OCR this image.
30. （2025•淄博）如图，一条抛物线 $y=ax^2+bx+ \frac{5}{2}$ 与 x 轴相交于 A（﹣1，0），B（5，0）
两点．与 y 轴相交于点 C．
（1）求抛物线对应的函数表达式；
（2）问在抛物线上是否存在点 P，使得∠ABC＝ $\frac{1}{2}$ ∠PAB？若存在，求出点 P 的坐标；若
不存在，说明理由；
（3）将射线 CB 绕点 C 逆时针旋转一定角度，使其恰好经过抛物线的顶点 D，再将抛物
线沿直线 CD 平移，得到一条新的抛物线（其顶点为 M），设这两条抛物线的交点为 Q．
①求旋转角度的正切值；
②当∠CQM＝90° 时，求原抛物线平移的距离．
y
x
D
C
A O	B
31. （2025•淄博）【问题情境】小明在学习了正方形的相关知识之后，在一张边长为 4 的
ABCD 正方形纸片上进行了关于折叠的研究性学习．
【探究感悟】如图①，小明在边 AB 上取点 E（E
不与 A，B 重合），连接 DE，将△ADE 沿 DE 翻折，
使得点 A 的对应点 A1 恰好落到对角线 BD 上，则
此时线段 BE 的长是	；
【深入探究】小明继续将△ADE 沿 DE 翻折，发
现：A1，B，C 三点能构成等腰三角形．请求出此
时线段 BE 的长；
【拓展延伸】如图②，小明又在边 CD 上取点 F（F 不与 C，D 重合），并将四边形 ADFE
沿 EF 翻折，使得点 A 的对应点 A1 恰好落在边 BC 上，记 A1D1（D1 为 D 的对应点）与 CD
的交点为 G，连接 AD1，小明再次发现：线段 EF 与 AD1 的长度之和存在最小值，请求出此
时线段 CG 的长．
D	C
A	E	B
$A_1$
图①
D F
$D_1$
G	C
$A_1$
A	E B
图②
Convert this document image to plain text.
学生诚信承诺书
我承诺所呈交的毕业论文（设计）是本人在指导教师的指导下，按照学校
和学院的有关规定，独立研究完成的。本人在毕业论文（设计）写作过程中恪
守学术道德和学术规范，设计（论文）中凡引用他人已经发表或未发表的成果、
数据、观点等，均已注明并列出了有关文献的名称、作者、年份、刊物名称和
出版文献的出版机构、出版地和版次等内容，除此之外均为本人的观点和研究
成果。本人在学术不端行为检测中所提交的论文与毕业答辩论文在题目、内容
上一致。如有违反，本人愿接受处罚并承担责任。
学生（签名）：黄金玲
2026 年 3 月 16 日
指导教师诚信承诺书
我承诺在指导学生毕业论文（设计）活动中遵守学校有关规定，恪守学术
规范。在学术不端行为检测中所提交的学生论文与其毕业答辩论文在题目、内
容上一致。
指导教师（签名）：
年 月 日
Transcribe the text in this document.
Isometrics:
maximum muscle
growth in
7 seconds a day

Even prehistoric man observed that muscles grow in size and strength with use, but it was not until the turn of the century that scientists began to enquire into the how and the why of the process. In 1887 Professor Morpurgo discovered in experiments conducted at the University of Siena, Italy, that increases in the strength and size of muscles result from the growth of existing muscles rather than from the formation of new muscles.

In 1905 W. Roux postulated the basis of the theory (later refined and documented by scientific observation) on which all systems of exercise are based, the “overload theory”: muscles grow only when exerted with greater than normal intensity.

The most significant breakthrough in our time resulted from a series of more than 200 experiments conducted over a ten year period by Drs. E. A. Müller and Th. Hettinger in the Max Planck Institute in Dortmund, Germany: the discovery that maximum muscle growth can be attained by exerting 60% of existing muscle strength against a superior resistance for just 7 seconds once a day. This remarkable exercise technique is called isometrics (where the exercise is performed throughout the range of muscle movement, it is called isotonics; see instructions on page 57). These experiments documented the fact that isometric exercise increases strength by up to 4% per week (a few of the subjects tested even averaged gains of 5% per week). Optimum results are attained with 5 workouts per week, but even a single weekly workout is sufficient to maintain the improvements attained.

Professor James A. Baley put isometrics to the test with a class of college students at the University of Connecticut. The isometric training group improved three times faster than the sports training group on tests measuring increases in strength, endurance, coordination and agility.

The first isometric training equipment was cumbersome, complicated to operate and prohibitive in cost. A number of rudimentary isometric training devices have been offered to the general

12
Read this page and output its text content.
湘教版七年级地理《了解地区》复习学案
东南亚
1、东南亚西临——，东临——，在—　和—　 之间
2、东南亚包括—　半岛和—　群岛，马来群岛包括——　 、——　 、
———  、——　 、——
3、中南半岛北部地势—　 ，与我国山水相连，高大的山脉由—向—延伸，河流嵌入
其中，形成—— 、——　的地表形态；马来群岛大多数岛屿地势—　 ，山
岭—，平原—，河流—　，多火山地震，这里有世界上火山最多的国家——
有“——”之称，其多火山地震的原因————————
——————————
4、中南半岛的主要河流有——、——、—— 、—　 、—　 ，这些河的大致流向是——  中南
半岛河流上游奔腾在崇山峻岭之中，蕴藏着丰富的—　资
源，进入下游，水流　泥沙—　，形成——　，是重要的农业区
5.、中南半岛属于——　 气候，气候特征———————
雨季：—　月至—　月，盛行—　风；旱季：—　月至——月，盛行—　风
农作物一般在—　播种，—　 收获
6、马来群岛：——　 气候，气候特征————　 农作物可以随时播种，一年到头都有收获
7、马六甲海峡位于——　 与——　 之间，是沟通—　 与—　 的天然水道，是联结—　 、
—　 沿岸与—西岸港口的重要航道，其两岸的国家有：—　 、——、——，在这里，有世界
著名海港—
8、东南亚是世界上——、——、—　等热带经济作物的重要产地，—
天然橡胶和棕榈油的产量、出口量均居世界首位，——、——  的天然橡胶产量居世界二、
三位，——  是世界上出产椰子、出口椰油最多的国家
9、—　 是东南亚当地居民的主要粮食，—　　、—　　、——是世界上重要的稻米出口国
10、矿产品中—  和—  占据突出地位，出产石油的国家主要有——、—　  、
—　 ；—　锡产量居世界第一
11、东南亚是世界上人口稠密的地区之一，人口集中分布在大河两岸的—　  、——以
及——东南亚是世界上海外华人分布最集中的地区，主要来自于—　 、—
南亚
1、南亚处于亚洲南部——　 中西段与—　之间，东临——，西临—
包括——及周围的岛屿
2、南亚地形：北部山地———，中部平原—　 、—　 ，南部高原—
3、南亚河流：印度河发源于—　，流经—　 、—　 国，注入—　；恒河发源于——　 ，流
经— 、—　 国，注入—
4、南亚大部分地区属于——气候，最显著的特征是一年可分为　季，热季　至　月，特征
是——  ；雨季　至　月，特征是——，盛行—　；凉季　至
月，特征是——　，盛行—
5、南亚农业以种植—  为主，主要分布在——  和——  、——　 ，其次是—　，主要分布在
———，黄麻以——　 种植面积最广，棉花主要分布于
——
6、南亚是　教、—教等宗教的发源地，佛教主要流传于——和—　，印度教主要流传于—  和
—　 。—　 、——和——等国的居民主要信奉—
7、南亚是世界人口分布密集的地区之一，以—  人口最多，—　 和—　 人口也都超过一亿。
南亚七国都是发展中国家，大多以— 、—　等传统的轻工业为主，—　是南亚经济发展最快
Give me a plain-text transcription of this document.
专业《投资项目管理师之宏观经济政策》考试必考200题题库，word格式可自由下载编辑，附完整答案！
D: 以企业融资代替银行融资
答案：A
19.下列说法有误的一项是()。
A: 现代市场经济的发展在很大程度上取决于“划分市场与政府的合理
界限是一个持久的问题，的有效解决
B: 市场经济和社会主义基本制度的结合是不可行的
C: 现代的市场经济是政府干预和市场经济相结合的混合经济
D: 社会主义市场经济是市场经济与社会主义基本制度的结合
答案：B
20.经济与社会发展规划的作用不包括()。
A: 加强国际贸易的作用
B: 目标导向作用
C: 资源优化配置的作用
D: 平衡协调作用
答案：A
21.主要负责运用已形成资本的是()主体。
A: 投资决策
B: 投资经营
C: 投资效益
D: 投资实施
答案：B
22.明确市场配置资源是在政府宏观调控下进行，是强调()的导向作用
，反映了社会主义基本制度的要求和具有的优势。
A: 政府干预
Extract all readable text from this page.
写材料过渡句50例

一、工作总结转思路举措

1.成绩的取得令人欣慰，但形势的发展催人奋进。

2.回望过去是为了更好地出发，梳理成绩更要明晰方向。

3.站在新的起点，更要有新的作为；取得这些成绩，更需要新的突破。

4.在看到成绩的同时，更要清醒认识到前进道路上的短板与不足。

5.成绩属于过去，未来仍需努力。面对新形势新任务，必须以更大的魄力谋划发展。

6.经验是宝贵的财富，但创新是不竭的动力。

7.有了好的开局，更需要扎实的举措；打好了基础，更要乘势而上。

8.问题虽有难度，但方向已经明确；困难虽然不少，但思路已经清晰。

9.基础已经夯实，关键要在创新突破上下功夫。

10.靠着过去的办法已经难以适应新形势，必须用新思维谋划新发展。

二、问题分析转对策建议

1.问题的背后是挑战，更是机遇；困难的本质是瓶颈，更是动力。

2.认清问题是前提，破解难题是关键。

* * * * * * *

● Work to complete
Find the line that contains "Extract all readable text from this page.". Repeat it and every line after it, exactly as written, up to and including the last line of the records above.

● Task output
Extract all readable text from this page.
写材料过渡句50例

一、工作总结转思路举措

1.成绩的取得令人欣慰，但形势的发展催人奋进。

2.回望过去是为了更好地出发，梳理成绩更要明晰方向。

3.站在新的起点，更要有新的作为；取得这些成绩，更需要新的突破。

4.在看到成绩的同时，更要清醒认识到前进道路上的短板与不足。

5.成绩属于过去，未来仍需努力。面对新形势新任务，必须以更大的魄力谋划发展。

6.经验是宝贵的财富，但创新是不竭的动力。

7.有了好的开局，更需要扎实的举措；打好了基础，更要乘势而上。

8.问题虽有难度，但方向已经明确；困难虽然不少，但思路已经清晰。

9.基础已经夯实，关键要在创新突破上下功夫。

10.靠着过去的办法已经难以适应新形势，必须用新思维谋划新发展。

二、问题分析转对策建议

1.问题的背后是挑战，更是机遇；困难的本质是瓶颈，更是动力。

2.认清问题是前提，破解难题是关键。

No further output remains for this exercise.